___ ENTRIES PROVIDED

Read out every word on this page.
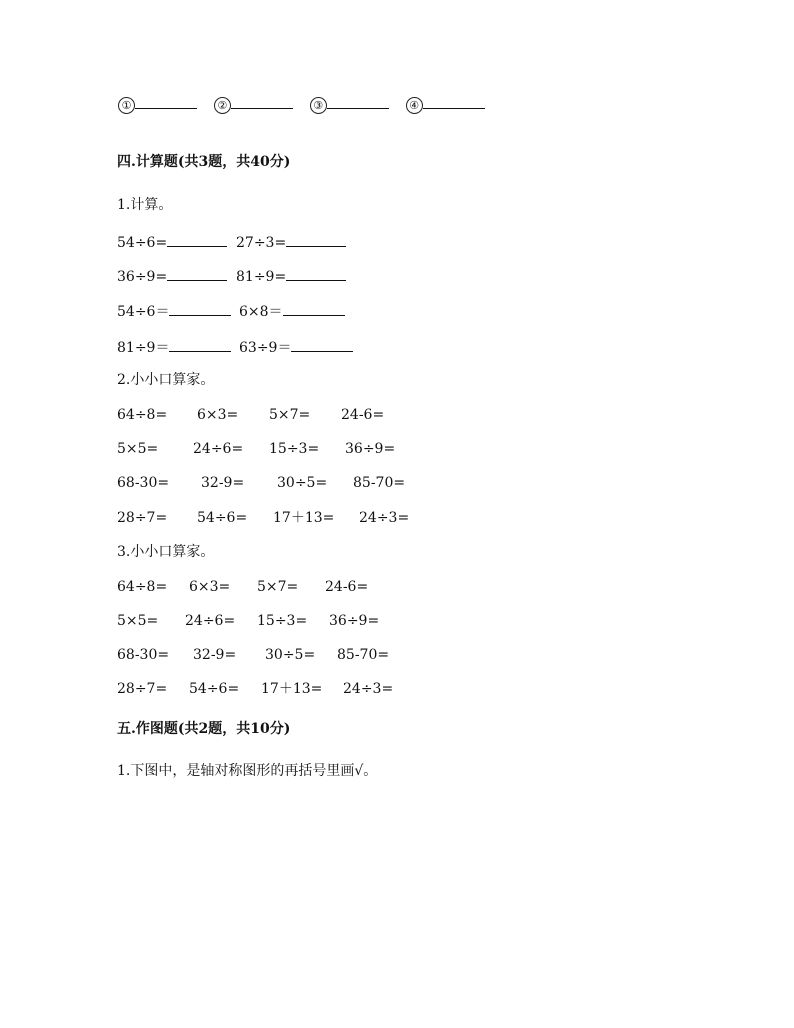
①	②	③	④
四.计算题(共3题，共40分)
1.计算。
54÷6=	27÷3=
36÷9=	81÷9=
54÷6＝	6×8＝
81÷9＝	63÷9＝
2.小小口算家。
64÷8= 6×3= 5×7= 24-6=
5×5= 24÷6= 15÷3= 36÷9=
68-30= 32-9= 30÷5= 85-70=
28÷7= 54÷6= 17＋13= 24÷3=
3.小小口算家。
64÷8= 6×3= 5×7= 24-6=
5×5= 24÷6= 15÷3= 36÷9=
68-30= 32-9= 30÷5= 85-70=
28÷7= 54÷6= 17＋13= 24÷3=
五.作图题(共2题，共10分)
1.下图中，是轴对称图形的再括号里画√。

______

§ WHAT THIS TASK INVOLVES: Quote every record above exactly, leaving out the pictures.

§ SOLUTION TO THE PROBLEM:
Read out every word on this page.
①	②	③	④
四.计算题(共3题，共40分)
1.计算。
54÷6=	27÷3=
36÷9=	81÷9=
54÷6＝	6×8＝
81÷9＝	63÷9＝
2.小小口算家。
64÷8= 6×3= 5×7= 24-6=
5×5= 24÷6= 15÷3= 36÷9=
68-30= 32-9= 30÷5= 85-70=
28÷7= 54÷6= 17＋13= 24÷3=
3.小小口算家。
64÷8= 6×3= 5×7= 24-6=
5×5= 24÷6= 15÷3= 36÷9=
68-30= 32-9= 30÷5= 85-70=
28÷7= 54÷6= 17＋13= 24÷3=
五.作图题(共2题，共10分)
1.下图中，是轴对称图形的再括号里画√。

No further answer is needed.